# Start of Material

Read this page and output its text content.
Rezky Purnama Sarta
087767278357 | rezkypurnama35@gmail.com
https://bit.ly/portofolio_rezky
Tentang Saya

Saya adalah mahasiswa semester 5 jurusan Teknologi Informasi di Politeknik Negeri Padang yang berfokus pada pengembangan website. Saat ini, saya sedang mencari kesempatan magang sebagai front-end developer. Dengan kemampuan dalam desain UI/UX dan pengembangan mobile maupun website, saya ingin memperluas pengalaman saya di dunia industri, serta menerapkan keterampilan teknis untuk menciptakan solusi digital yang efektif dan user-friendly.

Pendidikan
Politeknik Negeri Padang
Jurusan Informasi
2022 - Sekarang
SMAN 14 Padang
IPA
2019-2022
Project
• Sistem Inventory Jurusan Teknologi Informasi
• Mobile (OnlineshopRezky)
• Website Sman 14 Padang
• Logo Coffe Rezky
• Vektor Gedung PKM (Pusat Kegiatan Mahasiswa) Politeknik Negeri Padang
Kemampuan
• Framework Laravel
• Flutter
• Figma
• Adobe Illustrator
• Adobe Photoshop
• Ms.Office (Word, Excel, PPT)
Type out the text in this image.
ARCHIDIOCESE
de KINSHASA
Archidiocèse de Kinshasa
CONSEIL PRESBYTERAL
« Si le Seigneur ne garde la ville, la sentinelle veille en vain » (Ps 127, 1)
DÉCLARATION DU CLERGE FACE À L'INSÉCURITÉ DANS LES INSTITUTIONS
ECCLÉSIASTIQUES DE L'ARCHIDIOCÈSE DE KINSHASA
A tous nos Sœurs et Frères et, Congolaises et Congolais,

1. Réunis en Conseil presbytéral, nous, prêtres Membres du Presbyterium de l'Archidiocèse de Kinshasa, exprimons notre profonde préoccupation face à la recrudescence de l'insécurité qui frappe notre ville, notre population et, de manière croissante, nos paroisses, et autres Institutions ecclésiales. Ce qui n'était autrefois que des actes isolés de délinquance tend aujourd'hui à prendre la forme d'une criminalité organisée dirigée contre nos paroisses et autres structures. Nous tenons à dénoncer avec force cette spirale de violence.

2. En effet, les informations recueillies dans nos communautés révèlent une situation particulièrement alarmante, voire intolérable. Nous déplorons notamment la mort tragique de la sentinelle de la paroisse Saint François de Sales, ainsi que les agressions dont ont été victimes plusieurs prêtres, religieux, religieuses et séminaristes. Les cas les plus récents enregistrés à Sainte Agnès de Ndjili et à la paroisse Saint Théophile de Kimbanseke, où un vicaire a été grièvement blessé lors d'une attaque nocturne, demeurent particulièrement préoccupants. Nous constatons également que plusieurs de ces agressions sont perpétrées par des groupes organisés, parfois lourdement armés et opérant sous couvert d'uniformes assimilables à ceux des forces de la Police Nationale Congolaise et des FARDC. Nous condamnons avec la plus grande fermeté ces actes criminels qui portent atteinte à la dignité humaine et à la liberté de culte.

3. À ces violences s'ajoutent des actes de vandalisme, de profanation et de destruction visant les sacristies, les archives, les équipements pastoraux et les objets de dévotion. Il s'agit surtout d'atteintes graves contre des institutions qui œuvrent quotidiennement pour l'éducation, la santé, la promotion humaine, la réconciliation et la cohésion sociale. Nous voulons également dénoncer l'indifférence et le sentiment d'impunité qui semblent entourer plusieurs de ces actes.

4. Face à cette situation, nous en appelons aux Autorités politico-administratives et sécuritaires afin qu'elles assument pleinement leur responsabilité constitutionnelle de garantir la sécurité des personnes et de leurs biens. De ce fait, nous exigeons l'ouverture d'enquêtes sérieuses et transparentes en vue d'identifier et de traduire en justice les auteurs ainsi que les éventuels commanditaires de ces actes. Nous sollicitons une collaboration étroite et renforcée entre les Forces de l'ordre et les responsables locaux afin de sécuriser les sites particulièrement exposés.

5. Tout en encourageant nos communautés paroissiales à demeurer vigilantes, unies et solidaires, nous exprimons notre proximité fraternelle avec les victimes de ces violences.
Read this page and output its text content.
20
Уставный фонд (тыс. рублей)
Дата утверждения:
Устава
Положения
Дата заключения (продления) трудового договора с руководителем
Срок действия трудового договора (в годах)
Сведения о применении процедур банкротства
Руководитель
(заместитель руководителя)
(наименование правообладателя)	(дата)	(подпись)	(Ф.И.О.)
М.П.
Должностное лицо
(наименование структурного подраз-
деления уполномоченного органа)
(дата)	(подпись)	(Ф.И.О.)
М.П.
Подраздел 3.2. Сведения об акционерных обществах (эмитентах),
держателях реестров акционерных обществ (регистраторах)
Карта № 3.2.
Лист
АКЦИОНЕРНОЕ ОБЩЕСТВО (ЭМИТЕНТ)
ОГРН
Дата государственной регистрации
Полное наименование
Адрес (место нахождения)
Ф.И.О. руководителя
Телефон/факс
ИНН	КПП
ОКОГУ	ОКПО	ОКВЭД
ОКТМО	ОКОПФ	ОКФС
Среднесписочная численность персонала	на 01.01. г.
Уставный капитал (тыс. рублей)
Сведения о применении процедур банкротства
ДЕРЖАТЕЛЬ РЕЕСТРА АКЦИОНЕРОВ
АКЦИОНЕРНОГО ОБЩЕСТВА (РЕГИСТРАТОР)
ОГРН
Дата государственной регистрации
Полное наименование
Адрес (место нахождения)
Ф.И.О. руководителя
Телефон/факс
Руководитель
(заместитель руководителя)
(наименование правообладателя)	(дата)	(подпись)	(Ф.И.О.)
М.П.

# End of Material

Type the whole listing again, unaltered.

Read this page and output its text content.
Rezky Purnama Sarta
087767278357 | rezkypurnama35@gmail.com
https://bit.ly/portofolio_rezky
Tentang Saya

Saya adalah mahasiswa semester 5 jurusan Teknologi Informasi di Politeknik Negeri Padang yang berfokus pada pengembangan website. Saat ini, saya sedang mencari kesempatan magang sebagai front-end developer. Dengan kemampuan dalam desain UI/UX dan pengembangan mobile maupun website, saya ingin memperluas pengalaman saya di dunia industri, serta menerapkan keterampilan teknis untuk menciptakan solusi digital yang efektif dan user-friendly.

Pendidikan
Politeknik Negeri Padang
Jurusan Informasi
2022 - Sekarang
SMAN 14 Padang
IPA
2019-2022
Project
• Sistem Inventory Jurusan Teknologi Informasi
• Mobile (OnlineshopRezky)
• Website Sman 14 Padang
• Logo Coffe Rezky
• Vektor Gedung PKM (Pusat Kegiatan Mahasiswa) Politeknik Negeri Padang
Kemampuan
• Framework Laravel
• Flutter
• Figma
• Adobe Illustrator
• Adobe Photoshop
• Ms.Office (Word, Excel, PPT)
Type out the text in this image.
ARCHIDIOCESE
de KINSHASA
Archidiocèse de Kinshasa
CONSEIL PRESBYTERAL
« Si le Seigneur ne garde la ville, la sentinelle veille en vain » (Ps 127, 1)
DÉCLARATION DU CLERGE FACE À L'INSÉCURITÉ DANS LES INSTITUTIONS
ECCLÉSIASTIQUES DE L'ARCHIDIOCÈSE DE KINSHASA
A tous nos Sœurs et Frères et, Congolaises et Congolais,

1. Réunis en Conseil presbytéral, nous, prêtres Membres du Presbyterium de l'Archidiocèse de Kinshasa, exprimons notre profonde préoccupation face à la recrudescence de l'insécurité qui frappe notre ville, notre population et, de manière croissante, nos paroisses, et autres Institutions ecclésiales. Ce qui n'était autrefois que des actes isolés de délinquance tend aujourd'hui à prendre la forme d'une criminalité organisée dirigée contre nos paroisses et autres structures. Nous tenons à dénoncer avec force cette spirale de violence.

2. En effet, les informations recueillies dans nos communautés révèlent une situation particulièrement alarmante, voire intolérable. Nous déplorons notamment la mort tragique de la sentinelle de la paroisse Saint François de Sales, ainsi que les agressions dont ont été victimes plusieurs prêtres, religieux, religieuses et séminaristes. Les cas les plus récents enregistrés à Sainte Agnès de Ndjili et à la paroisse Saint Théophile de Kimbanseke, où un vicaire a été grièvement blessé lors d'une attaque nocturne, demeurent particulièrement préoccupants. Nous constatons également que plusieurs de ces agressions sont perpétrées par des groupes organisés, parfois lourdement armés et opérant sous couvert d'uniformes assimilables à ceux des forces de la Police Nationale Congolaise et des FARDC. Nous condamnons avec la plus grande fermeté ces actes criminels qui portent atteinte à la dignité humaine et à la liberté de culte.

3. À ces violences s'ajoutent des actes de vandalisme, de profanation et de destruction visant les sacristies, les archives, les équipements pastoraux et les objets de dévotion. Il s'agit surtout d'atteintes graves contre des institutions qui œuvrent quotidiennement pour l'éducation, la santé, la promotion humaine, la réconciliation et la cohésion sociale. Nous voulons également dénoncer l'indifférence et le sentiment d'impunité qui semblent entourer plusieurs de ces actes.

4. Face à cette situation, nous en appelons aux Autorités politico-administratives et sécuritaires afin qu'elles assument pleinement leur responsabilité constitutionnelle de garantir la sécurité des personnes et de leurs biens. De ce fait, nous exigeons l'ouverture d'enquêtes sérieuses et transparentes en vue d'identifier et de traduire en justice les auteurs ainsi que les éventuels commanditaires de ces actes. Nous sollicitons une collaboration étroite et renforcée entre les Forces de l'ordre et les responsables locaux afin de sécuriser les sites particulièrement exposés.

5. Tout en encourageant nos communautés paroissiales à demeurer vigilantes, unies et solidaires, nous exprimons notre proximité fraternelle avec les victimes de ces violences.
Read this page and output its text content.
20
Уставный фонд (тыс. рублей)
Дата утверждения:
Устава
Положения
Дата заключения (продления) трудового договора с руководителем
Срок действия трудового договора (в годах)
Сведения о применении процедур банкротства
Руководитель
(заместитель руководителя)
(наименование правообладателя)	(дата)	(подпись)	(Ф.И.О.)
М.П.
Должностное лицо
(наименование структурного подраз-
деления уполномоченного органа)
(дата)	(подпись)	(Ф.И.О.)
М.П.
Подраздел 3.2. Сведения об акционерных обществах (эмитентах),
держателях реестров акционерных обществ (регистраторах)
Карта № 3.2.
Лист
АКЦИОНЕРНОЕ ОБЩЕСТВО (ЭМИТЕНТ)
ОГРН
Дата государственной регистрации
Полное наименование
Адрес (место нахождения)
Ф.И.О. руководителя
Телефон/факс
ИНН	КПП
ОКОГУ	ОКПО	ОКВЭД
ОКТМО	ОКОПФ	ОКФС
Среднесписочная численность персонала	на 01.01. г.
Уставный капитал (тыс. рублей)
Сведения о применении процедур банкротства
ДЕРЖАТЕЛЬ РЕЕСТРА АКЦИОНЕРОВ
АКЦИОНЕРНОГО ОБЩЕСТВА (РЕГИСТРАТОР)
ОГРН
Дата государственной регистрации
Полное наименование
Адрес (место нахождения)
Ф.И.О. руководителя
Телефон/факс
Руководитель
(заместитель руководителя)
(наименование правообладателя)	(дата)	(подпись)	(Ф.И.О.)
М.П.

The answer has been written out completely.